(Collected data entries)
────

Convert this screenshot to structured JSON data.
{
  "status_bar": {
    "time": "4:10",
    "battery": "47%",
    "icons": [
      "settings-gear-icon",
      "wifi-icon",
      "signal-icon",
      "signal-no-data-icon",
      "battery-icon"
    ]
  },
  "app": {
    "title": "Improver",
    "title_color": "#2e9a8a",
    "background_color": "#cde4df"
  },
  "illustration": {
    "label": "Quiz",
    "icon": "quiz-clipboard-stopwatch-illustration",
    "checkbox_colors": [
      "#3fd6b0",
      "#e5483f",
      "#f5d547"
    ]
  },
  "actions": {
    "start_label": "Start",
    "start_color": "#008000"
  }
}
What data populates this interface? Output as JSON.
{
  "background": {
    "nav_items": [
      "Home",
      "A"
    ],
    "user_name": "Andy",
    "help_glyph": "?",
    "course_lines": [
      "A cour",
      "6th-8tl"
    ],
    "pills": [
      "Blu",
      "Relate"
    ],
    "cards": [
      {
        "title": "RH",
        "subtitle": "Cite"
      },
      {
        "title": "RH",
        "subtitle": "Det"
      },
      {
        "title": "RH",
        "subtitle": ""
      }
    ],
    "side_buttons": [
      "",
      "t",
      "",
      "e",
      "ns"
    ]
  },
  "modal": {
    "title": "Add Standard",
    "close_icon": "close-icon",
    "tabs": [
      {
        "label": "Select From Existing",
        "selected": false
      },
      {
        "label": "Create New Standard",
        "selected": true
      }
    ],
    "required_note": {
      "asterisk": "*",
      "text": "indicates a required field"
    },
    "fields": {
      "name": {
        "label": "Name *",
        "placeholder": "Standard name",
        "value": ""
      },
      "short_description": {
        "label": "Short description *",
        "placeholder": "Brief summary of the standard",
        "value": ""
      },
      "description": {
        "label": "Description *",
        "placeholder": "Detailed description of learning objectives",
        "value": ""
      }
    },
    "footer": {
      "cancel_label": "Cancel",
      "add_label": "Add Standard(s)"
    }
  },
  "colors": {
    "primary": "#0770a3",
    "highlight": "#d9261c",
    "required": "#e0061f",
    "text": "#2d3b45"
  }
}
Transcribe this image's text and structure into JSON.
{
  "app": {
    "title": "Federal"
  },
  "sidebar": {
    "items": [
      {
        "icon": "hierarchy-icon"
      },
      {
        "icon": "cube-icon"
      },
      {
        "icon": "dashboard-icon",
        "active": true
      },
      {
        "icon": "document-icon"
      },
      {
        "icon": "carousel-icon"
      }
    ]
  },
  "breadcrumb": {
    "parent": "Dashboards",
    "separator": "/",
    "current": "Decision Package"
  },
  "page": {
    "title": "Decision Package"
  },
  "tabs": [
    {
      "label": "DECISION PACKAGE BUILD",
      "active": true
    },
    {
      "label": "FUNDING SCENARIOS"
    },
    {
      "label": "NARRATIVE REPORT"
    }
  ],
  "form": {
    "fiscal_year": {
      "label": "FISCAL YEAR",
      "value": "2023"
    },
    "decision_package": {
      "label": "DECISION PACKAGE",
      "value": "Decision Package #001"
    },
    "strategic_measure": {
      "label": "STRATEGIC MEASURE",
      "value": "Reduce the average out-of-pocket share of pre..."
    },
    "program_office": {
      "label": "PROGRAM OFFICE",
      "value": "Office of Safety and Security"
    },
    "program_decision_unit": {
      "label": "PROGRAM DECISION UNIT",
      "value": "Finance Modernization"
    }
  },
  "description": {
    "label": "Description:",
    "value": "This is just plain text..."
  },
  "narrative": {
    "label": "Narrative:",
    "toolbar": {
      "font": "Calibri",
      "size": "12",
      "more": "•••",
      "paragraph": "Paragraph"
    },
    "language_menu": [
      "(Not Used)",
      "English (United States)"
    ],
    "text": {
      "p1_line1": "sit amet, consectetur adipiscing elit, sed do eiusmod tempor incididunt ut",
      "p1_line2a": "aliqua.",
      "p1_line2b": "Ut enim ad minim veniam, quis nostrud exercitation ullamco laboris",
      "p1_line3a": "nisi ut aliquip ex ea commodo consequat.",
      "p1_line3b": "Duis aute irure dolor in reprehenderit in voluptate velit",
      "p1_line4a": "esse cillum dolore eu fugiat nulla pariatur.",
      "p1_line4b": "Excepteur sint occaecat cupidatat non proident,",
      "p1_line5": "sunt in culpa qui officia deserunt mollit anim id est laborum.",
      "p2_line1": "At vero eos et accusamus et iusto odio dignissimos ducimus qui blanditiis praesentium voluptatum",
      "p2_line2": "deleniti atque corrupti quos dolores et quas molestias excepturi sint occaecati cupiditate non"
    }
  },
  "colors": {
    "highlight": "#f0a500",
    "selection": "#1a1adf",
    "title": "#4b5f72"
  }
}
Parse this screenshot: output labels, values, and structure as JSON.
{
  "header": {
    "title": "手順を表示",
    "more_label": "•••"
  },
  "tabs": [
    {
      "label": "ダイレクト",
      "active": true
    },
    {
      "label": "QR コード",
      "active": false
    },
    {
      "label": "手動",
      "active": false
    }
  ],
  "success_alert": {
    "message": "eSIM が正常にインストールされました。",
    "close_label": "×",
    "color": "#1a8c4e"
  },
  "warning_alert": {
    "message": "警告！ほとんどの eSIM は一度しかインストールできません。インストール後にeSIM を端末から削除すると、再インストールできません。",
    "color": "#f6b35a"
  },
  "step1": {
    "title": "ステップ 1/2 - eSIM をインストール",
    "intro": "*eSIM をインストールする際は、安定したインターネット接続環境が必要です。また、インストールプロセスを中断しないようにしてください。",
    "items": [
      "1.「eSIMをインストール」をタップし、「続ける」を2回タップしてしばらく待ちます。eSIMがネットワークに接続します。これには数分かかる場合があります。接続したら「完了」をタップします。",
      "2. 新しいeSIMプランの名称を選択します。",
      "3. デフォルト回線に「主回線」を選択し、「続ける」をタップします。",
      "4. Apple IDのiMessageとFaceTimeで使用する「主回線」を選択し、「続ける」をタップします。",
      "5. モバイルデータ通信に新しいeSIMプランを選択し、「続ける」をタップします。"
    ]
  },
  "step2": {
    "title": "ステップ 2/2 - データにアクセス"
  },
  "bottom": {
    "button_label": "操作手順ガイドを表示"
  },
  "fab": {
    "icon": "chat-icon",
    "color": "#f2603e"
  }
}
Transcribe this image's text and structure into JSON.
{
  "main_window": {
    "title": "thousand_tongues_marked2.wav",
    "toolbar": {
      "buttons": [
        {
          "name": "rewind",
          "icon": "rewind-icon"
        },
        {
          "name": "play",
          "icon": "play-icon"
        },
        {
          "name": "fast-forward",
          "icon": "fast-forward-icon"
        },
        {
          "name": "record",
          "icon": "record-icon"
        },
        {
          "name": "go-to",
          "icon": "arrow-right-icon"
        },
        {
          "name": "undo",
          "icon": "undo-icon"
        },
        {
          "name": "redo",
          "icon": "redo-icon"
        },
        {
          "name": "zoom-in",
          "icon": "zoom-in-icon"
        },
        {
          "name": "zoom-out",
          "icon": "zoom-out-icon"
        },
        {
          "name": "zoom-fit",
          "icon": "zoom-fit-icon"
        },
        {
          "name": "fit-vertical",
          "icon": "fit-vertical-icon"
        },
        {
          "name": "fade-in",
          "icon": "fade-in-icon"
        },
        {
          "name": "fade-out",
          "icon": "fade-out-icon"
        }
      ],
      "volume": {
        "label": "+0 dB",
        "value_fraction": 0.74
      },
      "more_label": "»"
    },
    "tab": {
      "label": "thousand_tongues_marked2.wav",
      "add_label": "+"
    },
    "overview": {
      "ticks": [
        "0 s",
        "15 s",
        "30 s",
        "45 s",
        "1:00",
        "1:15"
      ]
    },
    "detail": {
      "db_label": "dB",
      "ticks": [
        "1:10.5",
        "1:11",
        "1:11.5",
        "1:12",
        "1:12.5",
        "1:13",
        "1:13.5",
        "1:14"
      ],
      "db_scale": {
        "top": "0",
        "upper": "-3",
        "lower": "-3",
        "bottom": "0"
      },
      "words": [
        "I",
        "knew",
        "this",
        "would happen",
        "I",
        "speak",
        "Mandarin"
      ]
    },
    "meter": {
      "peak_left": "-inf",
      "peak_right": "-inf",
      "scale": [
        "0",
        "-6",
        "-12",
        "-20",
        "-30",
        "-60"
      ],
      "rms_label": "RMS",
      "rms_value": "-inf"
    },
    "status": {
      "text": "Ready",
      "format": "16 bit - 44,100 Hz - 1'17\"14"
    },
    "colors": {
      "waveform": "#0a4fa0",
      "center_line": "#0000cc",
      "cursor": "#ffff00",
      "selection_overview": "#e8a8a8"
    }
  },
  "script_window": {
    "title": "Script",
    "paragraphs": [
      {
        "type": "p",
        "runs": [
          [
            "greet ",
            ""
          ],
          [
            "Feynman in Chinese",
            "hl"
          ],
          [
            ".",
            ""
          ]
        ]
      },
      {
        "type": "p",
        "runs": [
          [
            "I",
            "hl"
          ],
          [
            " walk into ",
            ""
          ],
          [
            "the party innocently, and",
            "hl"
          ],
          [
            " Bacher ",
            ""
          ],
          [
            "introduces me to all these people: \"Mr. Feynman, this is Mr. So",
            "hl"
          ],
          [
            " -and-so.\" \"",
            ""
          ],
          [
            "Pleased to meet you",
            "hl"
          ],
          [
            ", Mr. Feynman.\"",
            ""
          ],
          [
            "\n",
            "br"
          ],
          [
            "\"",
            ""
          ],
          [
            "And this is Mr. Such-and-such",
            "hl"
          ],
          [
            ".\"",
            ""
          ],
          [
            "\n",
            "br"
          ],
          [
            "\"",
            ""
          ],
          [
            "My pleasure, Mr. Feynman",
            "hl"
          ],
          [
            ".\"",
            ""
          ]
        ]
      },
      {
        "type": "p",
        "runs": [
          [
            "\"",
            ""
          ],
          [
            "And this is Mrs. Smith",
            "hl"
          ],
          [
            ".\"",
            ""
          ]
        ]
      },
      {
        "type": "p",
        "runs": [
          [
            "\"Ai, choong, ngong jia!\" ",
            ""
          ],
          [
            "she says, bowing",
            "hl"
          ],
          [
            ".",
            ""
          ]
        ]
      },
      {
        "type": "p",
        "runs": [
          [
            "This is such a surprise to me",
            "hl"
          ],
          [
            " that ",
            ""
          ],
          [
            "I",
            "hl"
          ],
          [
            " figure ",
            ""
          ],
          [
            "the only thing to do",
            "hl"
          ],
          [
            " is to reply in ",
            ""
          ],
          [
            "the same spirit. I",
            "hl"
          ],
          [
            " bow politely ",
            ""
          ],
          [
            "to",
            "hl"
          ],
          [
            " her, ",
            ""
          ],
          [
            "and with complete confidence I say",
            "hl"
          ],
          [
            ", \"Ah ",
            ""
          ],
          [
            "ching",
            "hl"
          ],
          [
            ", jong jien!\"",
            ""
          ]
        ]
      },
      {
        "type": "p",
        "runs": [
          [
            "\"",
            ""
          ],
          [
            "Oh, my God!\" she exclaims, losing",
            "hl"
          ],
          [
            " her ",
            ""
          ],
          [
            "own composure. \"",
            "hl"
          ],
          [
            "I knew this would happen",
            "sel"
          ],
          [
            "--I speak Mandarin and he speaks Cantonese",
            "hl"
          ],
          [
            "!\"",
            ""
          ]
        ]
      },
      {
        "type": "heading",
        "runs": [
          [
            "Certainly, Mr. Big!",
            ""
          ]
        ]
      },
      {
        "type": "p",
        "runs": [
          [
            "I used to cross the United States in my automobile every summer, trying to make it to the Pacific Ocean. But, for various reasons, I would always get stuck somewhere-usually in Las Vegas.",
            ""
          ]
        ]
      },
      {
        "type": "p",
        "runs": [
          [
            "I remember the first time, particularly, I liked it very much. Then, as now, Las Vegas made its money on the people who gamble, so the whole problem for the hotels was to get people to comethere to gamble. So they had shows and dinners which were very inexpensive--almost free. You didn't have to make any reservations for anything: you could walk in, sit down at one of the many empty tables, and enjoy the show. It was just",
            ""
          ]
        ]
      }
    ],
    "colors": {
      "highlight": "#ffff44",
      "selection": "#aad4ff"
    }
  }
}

────

▶ Request: Show all lines from the records above where the word "fade" occurs.

▶ Full response:
          "name": "fade-in",
          "icon": "fade-in-icon"
          "name": "fade-out",
          "icon": "fade-out-icon"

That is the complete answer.